Обнови строки, начав со строки, где есть "line-number: 35 [122, 267, 133, 278]", и остановившись после строки с "lang-icon[interactable] [435, 68, 446, 79]": замени в них "fold-marker" на "fold-toggle", а всё остальное оставь без изменений.

[Перечни элементов макета с ограничивающими рамками]

—————

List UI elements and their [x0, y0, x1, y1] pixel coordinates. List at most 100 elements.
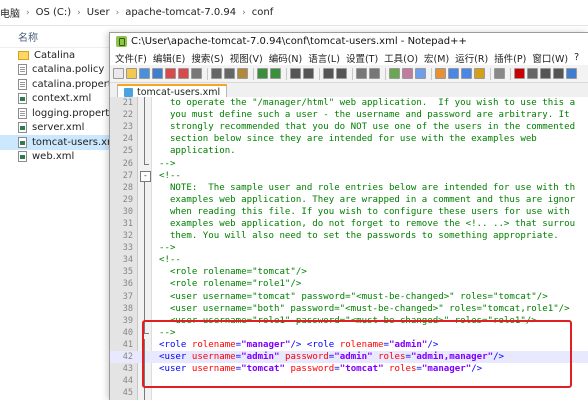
line-number: 35 [122, 267, 133, 278]
fold-marker[interactable] [138, 170, 152, 182]
fold-marker [138, 205, 152, 219]
file-item[interactable]: catalina.properties [0, 77, 110, 92]
save-macro-icon[interactable] [566, 68, 577, 79]
code-token: NOTE: The sample user and role entries b… [159, 182, 576, 193]
file-item[interactable]: server.xml [0, 121, 110, 136]
doc-map-icon[interactable] [448, 68, 459, 79]
file-icon [18, 64, 27, 76]
menu-item[interactable]: 编辑(E) [150, 51, 188, 65]
sync-scroll-v-icon[interactable] [356, 68, 367, 79]
line-code: <role rolename="tomcat"/> [152, 267, 307, 277]
close-icon[interactable] [165, 68, 176, 79]
lang-icon[interactable] [435, 68, 446, 79]
file-name: tomcat-users.xml [32, 136, 110, 148]
line-code: examples web application, do not forget … [152, 219, 575, 229]
line-code: section below since they are intended fo… [152, 134, 537, 144]
menu-bar: 文件(F) 编辑(E) 搜索(S) 视图(V) 编码(N) 语言(L) 设置(T) 工具(O)… [110, 50, 588, 65]
line-code: <!-- [152, 255, 181, 265]
menu-item[interactable]: 运行(R) [452, 51, 491, 65]
breadcrumb-item[interactable]: conf [252, 7, 273, 18]
code-token: examples web application, do not forget … [159, 218, 576, 229]
fold-marker [138, 157, 152, 169]
file-item[interactable]: Catalina [0, 48, 110, 63]
sync-scroll-h-icon[interactable] [369, 68, 380, 79]
code-token: --> [159, 243, 176, 254]
toolbar-separator [319, 67, 320, 80]
line-number: 32 [122, 231, 133, 242]
breadcrumb-item[interactable]: User [87, 7, 110, 18]
breadcrumb-item[interactable]: OS (C:) [36, 7, 72, 18]
window-titlebar[interactable]: C:\User\apache-tomcat-7.0.94\conf\tomcat… [110, 33, 588, 50]
menu-item[interactable]: 编码(N) [266, 51, 306, 65]
menu-item[interactable]: 宏(M) [421, 51, 452, 65]
run-macro-multiple-icon[interactable] [553, 68, 564, 79]
fold-marker [138, 266, 152, 279]
copy-icon[interactable] [224, 68, 235, 79]
folder-workspace-icon[interactable] [474, 68, 485, 79]
monitor-icon[interactable] [494, 68, 505, 79]
file-item[interactable]: web.xml [0, 150, 110, 165]
menu-item[interactable]: 窗口(W) [529, 51, 571, 65]
redo-icon[interactable] [270, 68, 281, 79]
file-item[interactable]: logging.properties [0, 106, 110, 121]
replace-icon[interactable] [303, 68, 314, 79]
open-file-icon[interactable] [126, 68, 137, 79]
file-name: catalina.policy [32, 64, 105, 76]
new-file-icon[interactable] [113, 68, 124, 79]
menu-item[interactable]: 文件(F) [112, 51, 150, 65]
save-icon[interactable] [139, 68, 150, 79]
file-item[interactable]: context.xml [0, 92, 110, 107]
print-icon[interactable] [191, 68, 202, 79]
fold-marker [138, 290, 152, 303]
notepad-app-icon [116, 36, 127, 47]
code-line: 38 <user username="both" password="<must… [110, 302, 588, 315]
breadcrumb-item[interactable]: apache-tomcat-7.0.94 [125, 7, 236, 18]
stop-record-icon[interactable] [527, 68, 538, 79]
tab-tomcat-users[interactable]: tomcat-users.xml [117, 84, 228, 98]
word-wrap-icon[interactable] [389, 68, 400, 79]
toolbar-separator [207, 67, 208, 80]
all-chars-icon[interactable] [402, 68, 413, 79]
folder-icon [18, 50, 29, 60]
menu-item[interactable]: 搜索(S) [188, 51, 226, 65]
menu-item[interactable]: 工具(O) [381, 51, 421, 65]
menu-item[interactable]: 插件(P) [491, 51, 529, 65]
menu-item[interactable]: ? [571, 52, 582, 63]
window-title: C:\User\apache-tomcat-7.0.94\conf\tomcat… [131, 36, 467, 47]
paste-icon[interactable] [237, 68, 248, 79]
code-line: 29 examples web application. They are wr… [110, 193, 588, 206]
code-line: 21 to operate the "/manager/html" web ap… [110, 97, 588, 110]
file-item[interactable]: catalina.policy [0, 63, 110, 78]
find-icon[interactable] [290, 68, 301, 79]
save-all-icon[interactable] [152, 68, 163, 79]
breadcrumb: 电脑 › OS (C:) › User › apache-tomcat-7.0.94 › con… [0, 5, 273, 20]
file-icon [18, 93, 27, 105]
undo-icon[interactable] [257, 68, 268, 79]
explorer-address-bar[interactable]: 电脑 › OS (C:) › User › apache-tomcat-7.0.94 › con… [0, 0, 588, 26]
cut-icon[interactable] [211, 68, 222, 79]
code-line: 45 [110, 387, 588, 400]
menu-item[interactable]: 视图(V) [227, 51, 266, 65]
function-list-icon[interactable] [461, 68, 472, 79]
indent-guide-icon[interactable] [415, 68, 426, 79]
fold-marker [138, 133, 152, 146]
column-header-name[interactable]: 名称 [0, 26, 110, 48]
breadcrumb-separator-icon: › [77, 7, 81, 18]
play-macro-icon[interactable] [540, 68, 551, 79]
zoom-out-icon[interactable] [336, 68, 347, 79]
code-token: <!-- [159, 255, 181, 266]
menu-item[interactable]: 语言(L) [305, 51, 343, 65]
menu-item[interactable]: 设置(T) [343, 51, 381, 65]
line-code: when reading this file. If you wish to c… [152, 207, 570, 217]
fold-marker [138, 278, 152, 291]
fold-marker [138, 254, 152, 267]
file-item[interactable]: tomcat-users.xml [0, 135, 110, 150]
code-line: 35 <role rolename="tomcat"/> [110, 266, 588, 279]
record-macro-icon[interactable] [514, 68, 525, 79]
file-name: server.xml [32, 122, 85, 134]
toolbar-separator [385, 67, 386, 80]
breadcrumb-item[interactable]: 电脑 [0, 5, 20, 20]
file-icon [18, 78, 27, 90]
zoom-in-icon[interactable] [323, 68, 334, 79]
close-all-icon[interactable] [178, 68, 189, 79]
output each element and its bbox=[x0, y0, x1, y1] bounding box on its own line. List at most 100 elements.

—————

(РЕЗУЛЬТАТ НИЖЕ):
line-number: 35 [122, 267, 133, 278]
fold-toggle[interactable] [138, 170, 152, 182]
fold-toggle [138, 205, 152, 219]
file-item[interactable]: catalina.properties [0, 77, 110, 92]
save-macro-icon[interactable] [566, 68, 577, 79]
code-token: NOTE: The sample user and role entries b… [159, 182, 576, 193]
file-item[interactable]: server.xml [0, 121, 110, 136]
doc-map-icon[interactable] [448, 68, 459, 79]
file-icon [18, 64, 27, 76]
menu-item[interactable]: 编辑(E) [150, 51, 188, 65]
sync-scroll-v-icon[interactable] [356, 68, 367, 79]
line-code: <role rolename="tomcat"/> [152, 267, 307, 277]
close-icon[interactable] [165, 68, 176, 79]
lang-icon[interactable] [435, 68, 446, 79]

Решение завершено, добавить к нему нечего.